_What you need to do_
Pull every line containing the word "integration" from the records.

#####

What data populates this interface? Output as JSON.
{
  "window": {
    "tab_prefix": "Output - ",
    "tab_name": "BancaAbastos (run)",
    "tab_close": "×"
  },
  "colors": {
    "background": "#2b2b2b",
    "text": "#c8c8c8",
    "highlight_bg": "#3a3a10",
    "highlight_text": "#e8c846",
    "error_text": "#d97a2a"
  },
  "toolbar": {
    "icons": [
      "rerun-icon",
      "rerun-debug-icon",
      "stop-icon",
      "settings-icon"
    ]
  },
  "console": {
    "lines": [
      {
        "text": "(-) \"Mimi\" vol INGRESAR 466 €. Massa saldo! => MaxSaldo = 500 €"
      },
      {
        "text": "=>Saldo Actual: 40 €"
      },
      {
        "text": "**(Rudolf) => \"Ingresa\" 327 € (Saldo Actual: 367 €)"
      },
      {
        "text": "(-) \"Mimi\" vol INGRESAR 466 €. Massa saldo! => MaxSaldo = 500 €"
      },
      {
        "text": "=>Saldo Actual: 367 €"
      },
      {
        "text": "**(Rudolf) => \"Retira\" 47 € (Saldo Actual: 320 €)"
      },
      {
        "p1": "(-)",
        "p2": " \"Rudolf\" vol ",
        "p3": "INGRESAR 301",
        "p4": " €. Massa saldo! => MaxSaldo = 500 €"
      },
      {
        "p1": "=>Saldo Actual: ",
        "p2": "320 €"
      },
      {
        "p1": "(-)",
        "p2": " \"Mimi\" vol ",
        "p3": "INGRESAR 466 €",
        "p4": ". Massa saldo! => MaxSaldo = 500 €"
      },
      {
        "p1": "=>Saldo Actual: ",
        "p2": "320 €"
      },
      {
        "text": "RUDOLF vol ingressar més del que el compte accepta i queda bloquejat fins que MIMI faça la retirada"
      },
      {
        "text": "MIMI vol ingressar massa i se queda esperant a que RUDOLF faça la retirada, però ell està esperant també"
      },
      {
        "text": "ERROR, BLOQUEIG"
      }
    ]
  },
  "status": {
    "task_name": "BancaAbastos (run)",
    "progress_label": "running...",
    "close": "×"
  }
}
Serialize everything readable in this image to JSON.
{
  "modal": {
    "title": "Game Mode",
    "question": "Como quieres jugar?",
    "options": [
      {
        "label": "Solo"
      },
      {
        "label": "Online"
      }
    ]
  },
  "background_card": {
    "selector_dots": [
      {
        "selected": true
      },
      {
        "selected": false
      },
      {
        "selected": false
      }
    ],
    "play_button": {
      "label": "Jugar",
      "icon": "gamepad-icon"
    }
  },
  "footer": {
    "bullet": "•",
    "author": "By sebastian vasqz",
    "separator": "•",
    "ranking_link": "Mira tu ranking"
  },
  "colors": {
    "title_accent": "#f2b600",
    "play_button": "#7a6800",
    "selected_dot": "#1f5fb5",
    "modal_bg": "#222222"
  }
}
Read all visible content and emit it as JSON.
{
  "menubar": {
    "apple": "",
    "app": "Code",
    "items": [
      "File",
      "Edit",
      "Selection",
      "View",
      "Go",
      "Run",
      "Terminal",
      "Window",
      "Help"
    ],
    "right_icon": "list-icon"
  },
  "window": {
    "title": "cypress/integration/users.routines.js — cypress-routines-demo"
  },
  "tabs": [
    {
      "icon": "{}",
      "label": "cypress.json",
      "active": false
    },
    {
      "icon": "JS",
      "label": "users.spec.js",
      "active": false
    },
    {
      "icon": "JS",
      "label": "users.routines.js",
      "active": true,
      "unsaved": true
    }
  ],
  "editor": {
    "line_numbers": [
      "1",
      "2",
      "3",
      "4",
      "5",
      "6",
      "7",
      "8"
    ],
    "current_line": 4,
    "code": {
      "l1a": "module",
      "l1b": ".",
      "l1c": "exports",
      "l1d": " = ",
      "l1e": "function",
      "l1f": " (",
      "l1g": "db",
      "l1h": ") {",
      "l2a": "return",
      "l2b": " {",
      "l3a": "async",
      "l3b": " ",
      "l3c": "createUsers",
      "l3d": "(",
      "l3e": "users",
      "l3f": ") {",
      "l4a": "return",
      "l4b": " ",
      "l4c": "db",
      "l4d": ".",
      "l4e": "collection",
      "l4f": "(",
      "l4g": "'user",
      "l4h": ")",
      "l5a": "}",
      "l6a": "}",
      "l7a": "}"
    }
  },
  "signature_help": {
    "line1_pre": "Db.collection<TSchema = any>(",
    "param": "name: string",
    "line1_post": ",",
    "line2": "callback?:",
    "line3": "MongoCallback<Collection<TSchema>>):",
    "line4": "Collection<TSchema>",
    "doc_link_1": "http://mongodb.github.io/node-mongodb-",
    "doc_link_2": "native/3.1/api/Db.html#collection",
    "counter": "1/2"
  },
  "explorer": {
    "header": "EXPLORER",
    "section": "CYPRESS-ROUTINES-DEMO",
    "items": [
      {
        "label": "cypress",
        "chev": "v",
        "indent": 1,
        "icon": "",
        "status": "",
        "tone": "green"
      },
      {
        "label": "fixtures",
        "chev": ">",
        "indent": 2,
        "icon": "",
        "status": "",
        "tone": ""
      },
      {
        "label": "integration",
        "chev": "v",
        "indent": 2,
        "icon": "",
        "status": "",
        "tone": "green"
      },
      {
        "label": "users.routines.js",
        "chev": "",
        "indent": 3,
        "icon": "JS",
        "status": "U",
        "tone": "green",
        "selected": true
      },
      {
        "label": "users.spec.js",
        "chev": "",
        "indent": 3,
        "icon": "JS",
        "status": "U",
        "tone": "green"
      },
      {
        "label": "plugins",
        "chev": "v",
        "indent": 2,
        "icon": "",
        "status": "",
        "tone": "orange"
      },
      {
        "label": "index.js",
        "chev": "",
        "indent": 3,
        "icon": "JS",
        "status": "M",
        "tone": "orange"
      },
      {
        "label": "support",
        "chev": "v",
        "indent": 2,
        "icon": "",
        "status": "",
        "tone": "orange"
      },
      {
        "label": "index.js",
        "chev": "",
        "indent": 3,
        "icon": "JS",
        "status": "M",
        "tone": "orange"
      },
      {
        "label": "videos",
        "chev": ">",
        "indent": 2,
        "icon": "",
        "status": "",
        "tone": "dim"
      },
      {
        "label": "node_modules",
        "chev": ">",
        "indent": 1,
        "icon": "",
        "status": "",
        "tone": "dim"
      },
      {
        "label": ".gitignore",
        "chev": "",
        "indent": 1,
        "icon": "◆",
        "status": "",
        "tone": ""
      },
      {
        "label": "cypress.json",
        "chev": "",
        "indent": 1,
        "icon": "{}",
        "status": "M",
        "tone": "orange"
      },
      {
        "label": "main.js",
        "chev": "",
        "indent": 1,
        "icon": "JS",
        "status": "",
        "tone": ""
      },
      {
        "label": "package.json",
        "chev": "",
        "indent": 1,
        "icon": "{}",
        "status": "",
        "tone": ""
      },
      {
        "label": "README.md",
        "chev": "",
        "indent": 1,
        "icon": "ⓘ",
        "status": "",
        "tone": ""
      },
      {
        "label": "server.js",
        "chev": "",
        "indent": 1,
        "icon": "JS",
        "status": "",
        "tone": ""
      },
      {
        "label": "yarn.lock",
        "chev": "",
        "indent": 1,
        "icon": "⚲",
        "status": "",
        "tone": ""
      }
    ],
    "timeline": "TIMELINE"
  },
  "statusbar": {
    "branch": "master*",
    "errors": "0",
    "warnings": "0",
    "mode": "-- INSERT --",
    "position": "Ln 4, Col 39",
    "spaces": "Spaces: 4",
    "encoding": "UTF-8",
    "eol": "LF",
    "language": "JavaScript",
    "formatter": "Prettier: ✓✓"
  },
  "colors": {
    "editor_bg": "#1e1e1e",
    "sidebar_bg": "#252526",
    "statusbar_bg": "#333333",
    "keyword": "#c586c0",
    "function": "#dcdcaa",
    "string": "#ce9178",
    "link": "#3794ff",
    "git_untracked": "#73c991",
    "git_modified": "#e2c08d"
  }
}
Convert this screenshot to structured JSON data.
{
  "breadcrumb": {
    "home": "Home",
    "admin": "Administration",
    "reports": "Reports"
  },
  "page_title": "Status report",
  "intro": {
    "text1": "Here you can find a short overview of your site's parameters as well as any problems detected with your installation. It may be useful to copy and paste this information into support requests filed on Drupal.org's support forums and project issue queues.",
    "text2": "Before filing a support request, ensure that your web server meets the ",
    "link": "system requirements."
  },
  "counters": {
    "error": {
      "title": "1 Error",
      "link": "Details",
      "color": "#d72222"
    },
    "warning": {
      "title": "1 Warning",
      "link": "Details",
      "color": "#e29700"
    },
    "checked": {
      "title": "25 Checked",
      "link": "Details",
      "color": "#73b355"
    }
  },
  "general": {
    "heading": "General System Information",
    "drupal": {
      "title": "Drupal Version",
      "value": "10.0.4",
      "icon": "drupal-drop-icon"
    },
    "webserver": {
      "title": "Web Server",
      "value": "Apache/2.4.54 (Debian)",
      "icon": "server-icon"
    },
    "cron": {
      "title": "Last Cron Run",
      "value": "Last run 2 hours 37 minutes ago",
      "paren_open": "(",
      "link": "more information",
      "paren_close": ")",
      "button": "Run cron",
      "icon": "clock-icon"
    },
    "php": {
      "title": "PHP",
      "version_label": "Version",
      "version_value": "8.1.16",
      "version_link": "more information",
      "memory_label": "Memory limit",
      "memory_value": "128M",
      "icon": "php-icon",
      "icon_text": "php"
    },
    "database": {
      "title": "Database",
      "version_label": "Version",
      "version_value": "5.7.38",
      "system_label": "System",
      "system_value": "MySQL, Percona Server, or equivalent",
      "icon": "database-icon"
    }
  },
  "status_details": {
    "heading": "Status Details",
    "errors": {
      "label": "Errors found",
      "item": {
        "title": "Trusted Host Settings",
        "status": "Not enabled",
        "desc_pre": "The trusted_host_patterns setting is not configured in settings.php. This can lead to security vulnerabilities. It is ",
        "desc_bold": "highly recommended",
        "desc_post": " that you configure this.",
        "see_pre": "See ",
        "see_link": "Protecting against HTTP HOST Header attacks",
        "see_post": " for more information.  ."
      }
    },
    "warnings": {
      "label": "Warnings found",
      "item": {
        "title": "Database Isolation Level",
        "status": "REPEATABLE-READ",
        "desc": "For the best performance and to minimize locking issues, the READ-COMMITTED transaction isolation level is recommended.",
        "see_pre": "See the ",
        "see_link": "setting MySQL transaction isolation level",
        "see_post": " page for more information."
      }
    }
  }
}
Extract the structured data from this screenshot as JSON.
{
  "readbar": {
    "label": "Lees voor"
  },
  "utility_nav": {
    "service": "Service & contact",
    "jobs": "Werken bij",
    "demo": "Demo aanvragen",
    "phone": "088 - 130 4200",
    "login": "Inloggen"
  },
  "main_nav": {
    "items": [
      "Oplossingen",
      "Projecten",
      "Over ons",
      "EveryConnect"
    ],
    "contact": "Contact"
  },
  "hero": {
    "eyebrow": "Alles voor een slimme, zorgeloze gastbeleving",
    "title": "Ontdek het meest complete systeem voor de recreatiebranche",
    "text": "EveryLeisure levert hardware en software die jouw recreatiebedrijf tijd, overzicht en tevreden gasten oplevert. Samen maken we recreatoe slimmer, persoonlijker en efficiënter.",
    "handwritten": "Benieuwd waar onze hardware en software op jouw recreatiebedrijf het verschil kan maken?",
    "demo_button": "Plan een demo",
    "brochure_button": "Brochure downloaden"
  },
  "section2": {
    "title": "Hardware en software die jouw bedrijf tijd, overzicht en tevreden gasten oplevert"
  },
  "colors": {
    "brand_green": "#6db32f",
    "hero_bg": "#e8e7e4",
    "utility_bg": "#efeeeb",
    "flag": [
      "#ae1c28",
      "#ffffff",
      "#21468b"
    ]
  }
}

#####

_Answer to the exercise_
    "title": "cypress/integration/users.routines.js — cypress-routines-demo"
        "label": "integration",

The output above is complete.